WHAT TO PRODUCE: Reproduce every entry that follows word for word, but omit the images.

--- start ---

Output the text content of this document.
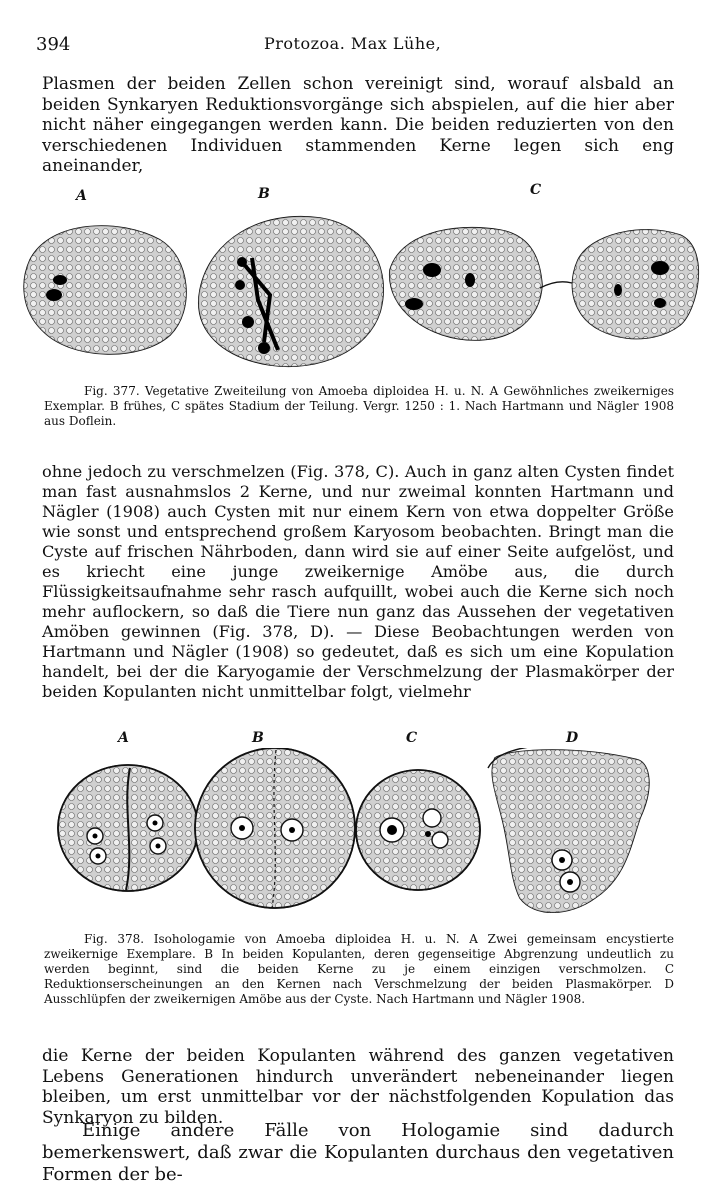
394	Protozoa. Max Lühe,

Plasmen der beiden Zellen schon vereinigt sind, worauf alsbald an beiden Synkaryen Reduktionsvorgänge sich abspielen, auf die hier aber nicht näher eingegangen werden kann. Die beiden reduzierten von den verschiedenen Individuen stammenden Kerne legen sich eng aneinander,

A	B	C

Fig. 377. Vegetative Zweiteilung von Amoeba diploidea H. u. N. A Gewöhnliches zweikerniges Exemplar. B frühes, C spätes Stadium der Teilung. Vergr. 1250 : 1. Nach Hartmann und Nägler 1908 aus Doflein.

ohne jedoch zu verschmelzen (Fig. 378, C). Auch in ganz alten Cysten findet man fast ausnahmslos 2 Kerne, und nur zweimal konnten Hartmann und Nägler (1908) auch Cysten mit nur einem Kern von etwa doppelter Größe wie sonst und entsprechend großem Karyosom beobachten. Bringt man die Cyste auf frischen Nährboden, dann wird sie auf einer Seite aufgelöst, und es kriecht eine junge zweikernige Amöbe aus, die durch Flüssigkeitsaufnahme sehr rasch aufquillt, wobei auch die Kerne sich noch mehr auflockern, so daß die Tiere nun ganz das Aussehen der vegetativen Amöben gewinnen (Fig. 378, D). — Diese Beobachtungen werden von Hartmann und Nägler (1908) so gedeutet, daß es sich um eine Kopulation handelt, bei der die Karyogamie der Verschmelzung der Plasmakörper der beiden Kopulanten nicht unmittelbar folgt, vielmehr

A	B	C	D

Fig. 378. Isohologamie von Amoeba diploidea H. u. N. A Zwei gemeinsam encystierte zweikernige Exemplare. B In beiden Kopulanten, deren gegenseitige Abgrenzung undeutlich zu werden beginnt, sind die beiden Kerne zu je einem einzigen verschmolzen. C Reduktionserscheinungen an den Kernen nach Verschmelzung der beiden Plasmakörper. D Ausschlüpfen der zweikernigen Amöbe aus der Cyste. Nach Hartmann und Nägler 1908.

die Kerne der beiden Kopulanten während des ganzen vegetativen Lebens Generationen hindurch unverändert nebeneinander liegen bleiben, um erst unmittelbar vor der nächstfolgenden Kopulation das Synkaryon zu bilden.

Einige andere Fälle von Hologamie sind dadurch bemerkenswert, daß zwar die Kopulanten durchaus den vegetativen Formen der be-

--- end ---

REPLY:
Output the text content of this document.
394	Protozoa. Max Lühe,

Plasmen der beiden Zellen schon vereinigt sind, worauf alsbald an beiden Synkaryen Reduktionsvorgänge sich abspielen, auf die hier aber nicht näher eingegangen werden kann. Die beiden reduzierten von den verschiedenen Individuen stammenden Kerne legen sich eng aneinander,

A	B	C

Fig. 377. Vegetative Zweiteilung von Amoeba diploidea H. u. N. A Gewöhnliches zweikerniges Exemplar. B frühes, C spätes Stadium der Teilung. Vergr. 1250 : 1. Nach Hartmann und Nägler 1908 aus Doflein.

ohne jedoch zu verschmelzen (Fig. 378, C). Auch in ganz alten Cysten findet man fast ausnahmslos 2 Kerne, und nur zweimal konnten Hartmann und Nägler (1908) auch Cysten mit nur einem Kern von etwa doppelter Größe wie sonst und entsprechend großem Karyosom beobachten. Bringt man die Cyste auf frischen Nährboden, dann wird sie auf einer Seite aufgelöst, und es kriecht eine junge zweikernige Amöbe aus, die durch Flüssigkeitsaufnahme sehr rasch aufquillt, wobei auch die Kerne sich noch mehr auflockern, so daß die Tiere nun ganz das Aussehen der vegetativen Amöben gewinnen (Fig. 378, D). — Diese Beobachtungen werden von Hartmann und Nägler (1908) so gedeutet, daß es sich um eine Kopulation handelt, bei der die Karyogamie der Verschmelzung der Plasmakörper der beiden Kopulanten nicht unmittelbar folgt, vielmehr

A	B	C	D

Fig. 378. Isohologamie von Amoeba diploidea H. u. N. A Zwei gemeinsam encystierte zweikernige Exemplare. B In beiden Kopulanten, deren gegenseitige Abgrenzung undeutlich zu werden beginnt, sind die beiden Kerne zu je einem einzigen verschmolzen. C Reduktionserscheinungen an den Kernen nach Verschmelzung der beiden Plasmakörper. D Ausschlüpfen der zweikernigen Amöbe aus der Cyste. Nach Hartmann und Nägler 1908.

die Kerne der beiden Kopulanten während des ganzen vegetativen Lebens Generationen hindurch unverändert nebeneinander liegen bleiben, um erst unmittelbar vor der nächstfolgenden Kopulation das Synkaryon zu bilden.

Einige andere Fälle von Hologamie sind dadurch bemerkenswert, daß zwar die Kopulanten durchaus den vegetativen Formen der be-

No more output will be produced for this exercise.